#### STATED PROBLEM:
Return a copy of every line in the records that includes the word "completed".

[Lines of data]
## START

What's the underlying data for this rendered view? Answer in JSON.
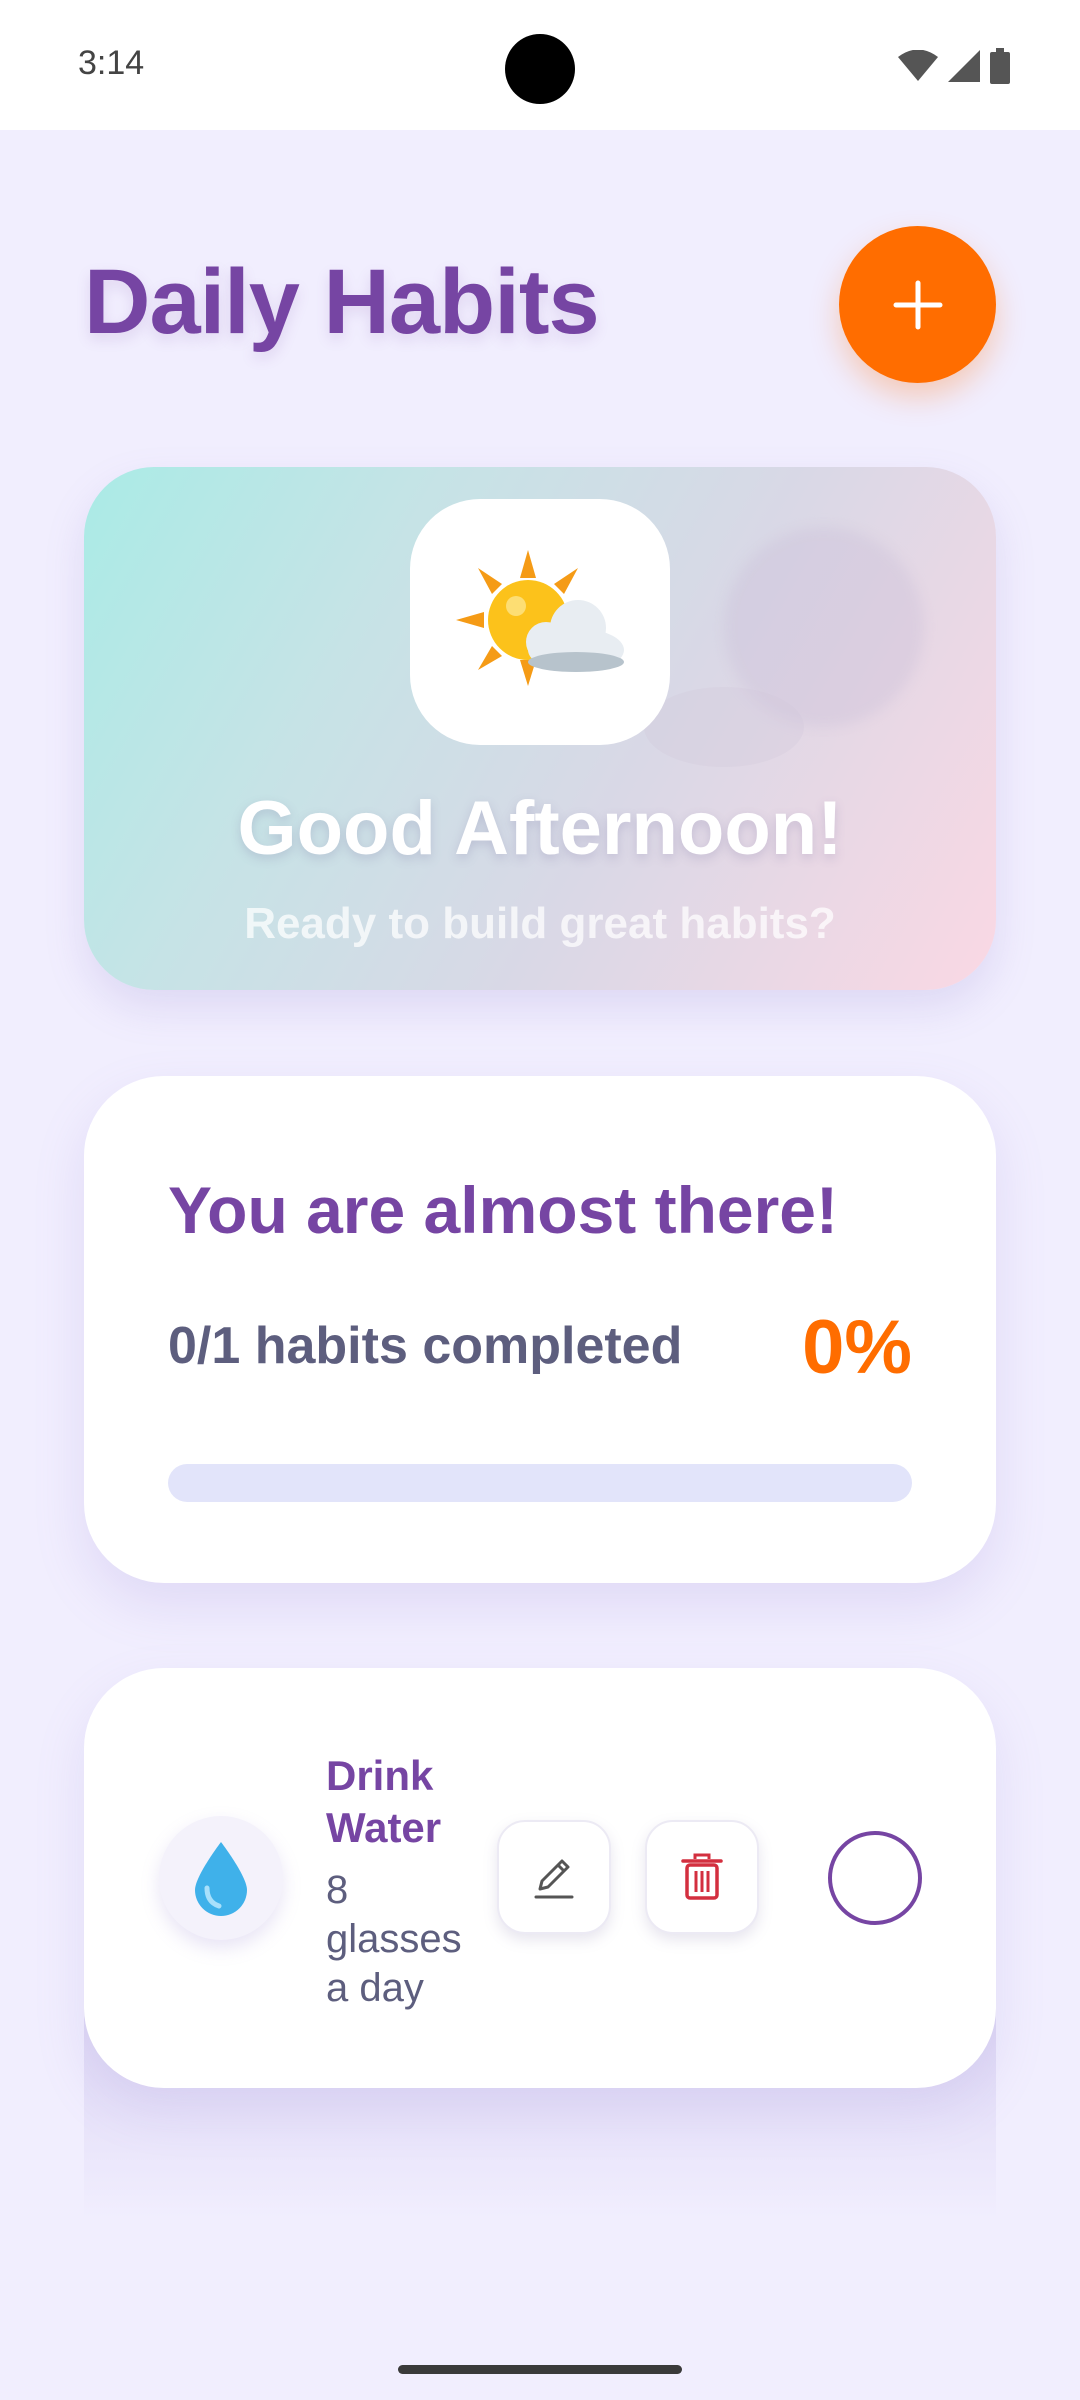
{
  "status_bar": {
    "time": "3:14",
    "icons": [
      "wifi-icon",
      "signal-icon",
      "battery-icon"
    ]
  },
  "header": {
    "title": "Daily Habits",
    "add_icon": "plus-icon",
    "add_color": "#ff6d00"
  },
  "greeting": {
    "icon": "sun-behind-cloud-icon",
    "title": "Good Afternoon!",
    "subtitle": "Ready to build great habits?"
  },
  "progress": {
    "heading": "You are almost there!",
    "summary": "0/1 habits completed",
    "percent_label": "0%",
    "completed": 0,
    "total": 1,
    "fraction": 0
  },
  "habits": [
    {
      "icon": "water-drop-icon",
      "name": "Drink Water",
      "description": "8 glasses a day",
      "edit_icon": "pencil-icon",
      "delete_icon": "trash-icon",
      "completed": false
    }
  ],
  "colors": {
    "primary": "#7645a3",
    "accent": "#ff6d00",
    "text_secondary": "#5d5e7e",
    "danger": "#d32f3f",
    "background": "#f1eefe"
  }
}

## END

#### REPLY TO THE TASK:
    "summary": "0/1 habits completed",
    "completed": 0,
      "completed": false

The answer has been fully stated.